**Problem to work on:** Output the data exactly, with every line intact.

- - - - -

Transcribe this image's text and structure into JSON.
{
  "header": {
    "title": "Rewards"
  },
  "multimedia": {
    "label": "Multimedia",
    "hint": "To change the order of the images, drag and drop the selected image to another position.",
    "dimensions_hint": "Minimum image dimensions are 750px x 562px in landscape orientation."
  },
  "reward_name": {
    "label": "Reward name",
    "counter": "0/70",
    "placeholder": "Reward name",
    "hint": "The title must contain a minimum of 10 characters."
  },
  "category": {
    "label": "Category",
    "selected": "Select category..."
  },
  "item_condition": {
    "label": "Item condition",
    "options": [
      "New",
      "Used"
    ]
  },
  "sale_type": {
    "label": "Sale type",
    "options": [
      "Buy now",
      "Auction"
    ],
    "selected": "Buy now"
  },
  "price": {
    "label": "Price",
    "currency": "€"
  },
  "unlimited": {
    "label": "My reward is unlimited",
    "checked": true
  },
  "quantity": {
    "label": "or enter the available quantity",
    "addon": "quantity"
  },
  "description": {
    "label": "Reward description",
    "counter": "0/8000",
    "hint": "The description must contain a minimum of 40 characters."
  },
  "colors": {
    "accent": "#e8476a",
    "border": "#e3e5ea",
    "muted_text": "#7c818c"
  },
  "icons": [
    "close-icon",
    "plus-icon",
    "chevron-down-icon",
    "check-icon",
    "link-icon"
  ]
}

- - - - -

**Reply to the task:**
Transcribe this image's text and structure into JSON.
{
  "header": {
    "title": "Rewards"
  },
  "multimedia": {
    "label": "Multimedia",
    "hint": "To change the order of the images, drag and drop the selected image to another position.",
    "dimensions_hint": "Minimum image dimensions are 750px x 562px in landscape orientation."
  },
  "reward_name": {
    "label": "Reward name",
    "counter": "0/70",
    "placeholder": "Reward name",
    "hint": "The title must contain a minimum of 10 characters."
  },
  "category": {
    "label": "Category",
    "selected": "Select category..."
  },
  "item_condition": {
    "label": "Item condition",
    "options": [
      "New",
      "Used"
    ]
  },
  "sale_type": {
    "label": "Sale type",
    "options": [
      "Buy now",
      "Auction"
    ],
    "selected": "Buy now"
  },
  "price": {
    "label": "Price",
    "currency": "€"
  },
  "unlimited": {
    "label": "My reward is unlimited",
    "checked": true
  },
  "quantity": {
    "label": "or enter the available quantity",
    "addon": "quantity"
  },
  "description": {
    "label": "Reward description",
    "counter": "0/8000",
    "hint": "The description must contain a minimum of 40 characters."
  },
  "colors": {
    "accent": "#e8476a",
    "border": "#e3e5ea",
    "muted_text": "#7c818c"
  },
  "icons": [
    "close-icon",
    "plus-icon",
    "chevron-down-icon",
    "check-icon",
    "link-icon"
  ]
}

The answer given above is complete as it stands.